* Aim of the exercise
Leave every picture out and write out the records below exactly.

* Data for the task
★ ★ ★ ★

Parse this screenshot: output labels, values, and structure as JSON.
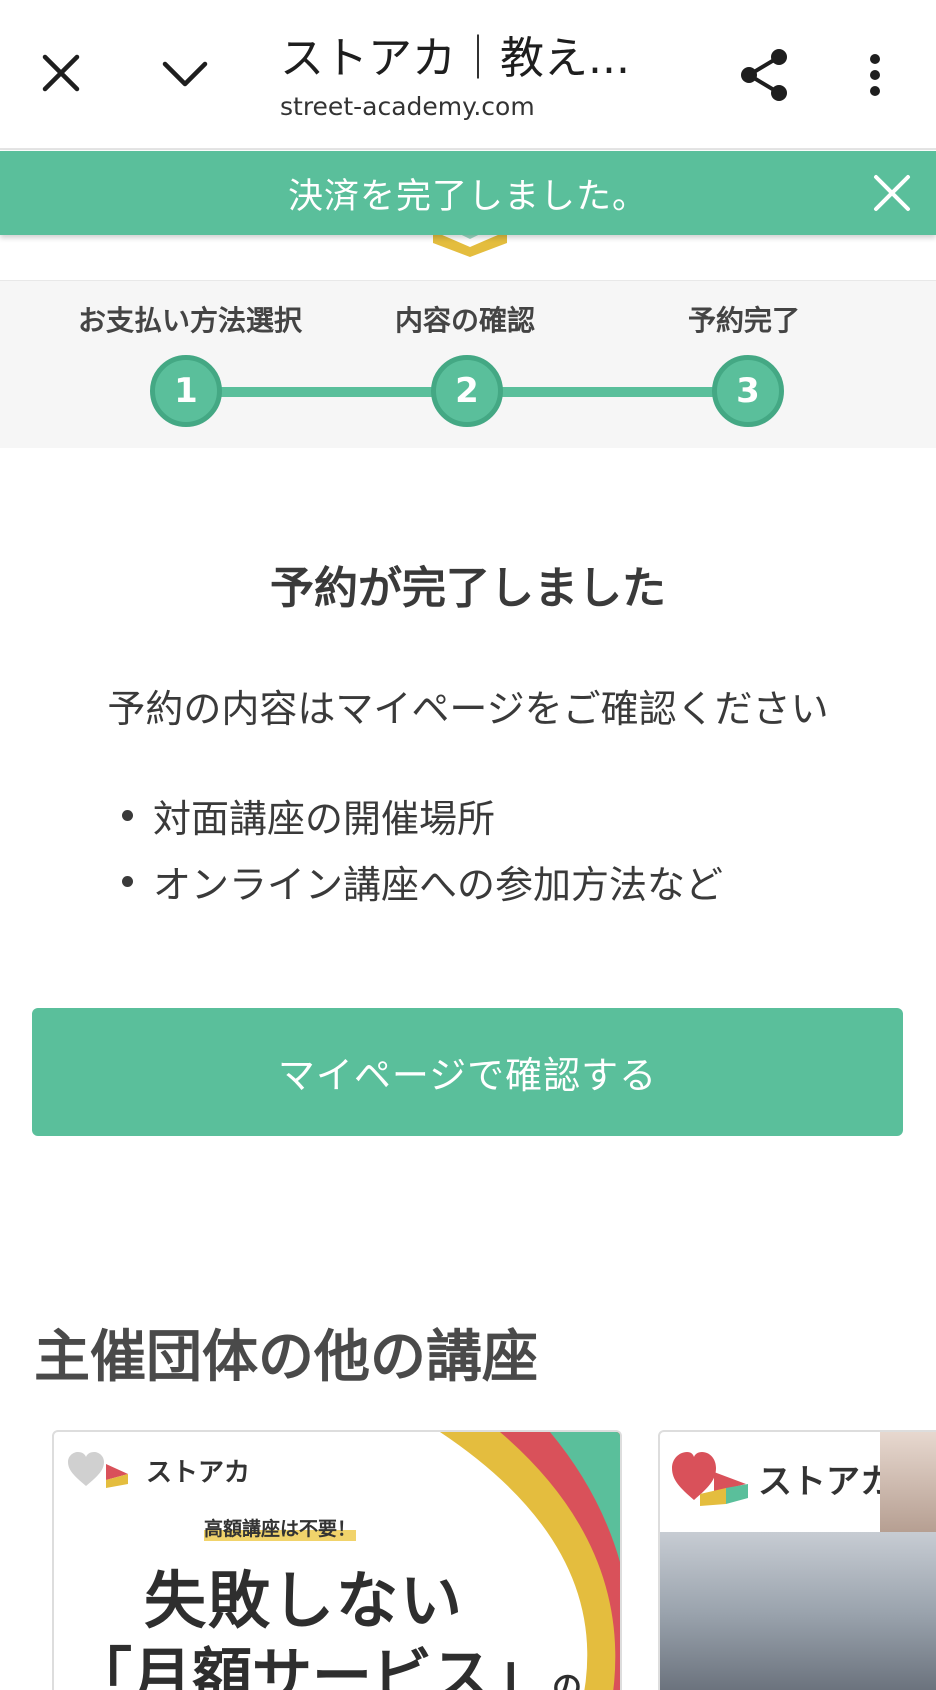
{
  "browser": {
    "title": "ストアカ｜教え...",
    "url": "street-academy.com",
    "icons": {
      "close": "close-icon",
      "collapse": "chevron-down-icon",
      "share": "share-icon",
      "more": "more-vert-icon"
    }
  },
  "toast": {
    "message": "決済を完了しました。",
    "close_icon": "close-icon"
  },
  "steps": [
    {
      "label": "お支払い方法選択",
      "number": "1"
    },
    {
      "label": "内容の確認",
      "number": "2"
    },
    {
      "label": "予約完了",
      "number": "3"
    }
  ],
  "completion": {
    "title": "予約が完了しました",
    "description": "予約の内容はマイページをご確認ください",
    "bullets": [
      "対面講座の開催場所",
      "オンライン講座への参加方法など"
    ],
    "cta_label": "マイページで確認する"
  },
  "related": {
    "section_title": "主催団体の他の講座",
    "card1": {
      "brand": "ストアカ",
      "subtitle": "高額講座は不要！",
      "headline1": "失敗しない",
      "headline2": "「月額サービス」",
      "headline2_suffix": "の"
    },
    "card2": {
      "brand": "ストアカ"
    }
  },
  "colors": {
    "accent": "#5abf9b",
    "accent_dark": "#44a884",
    "text": "#3a3a3a"
  }
}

★ ★ ★ ★

* The completed task
Parse this screenshot: output labels, values, and structure as JSON.
{
  "browser": {
    "title": "ストアカ｜教え...",
    "url": "street-academy.com",
    "icons": {
      "close": "close-icon",
      "collapse": "chevron-down-icon",
      "share": "share-icon",
      "more": "more-vert-icon"
    }
  },
  "toast": {
    "message": "決済を完了しました。",
    "close_icon": "close-icon"
  },
  "steps": [
    {
      "label": "お支払い方法選択",
      "number": "1"
    },
    {
      "label": "内容の確認",
      "number": "2"
    },
    {
      "label": "予約完了",
      "number": "3"
    }
  ],
  "completion": {
    "title": "予約が完了しました",
    "description": "予約の内容はマイページをご確認ください",
    "bullets": [
      "対面講座の開催場所",
      "オンライン講座への参加方法など"
    ],
    "cta_label": "マイページで確認する"
  },
  "related": {
    "section_title": "主催団体の他の講座",
    "card1": {
      "brand": "ストアカ",
      "subtitle": "高額講座は不要！",
      "headline1": "失敗しない",
      "headline2": "「月額サービス」",
      "headline2_suffix": "の"
    },
    "card2": {
      "brand": "ストアカ"
    }
  },
  "colors": {
    "accent": "#5abf9b",
    "accent_dark": "#44a884",
    "text": "#3a3a3a"
  }
}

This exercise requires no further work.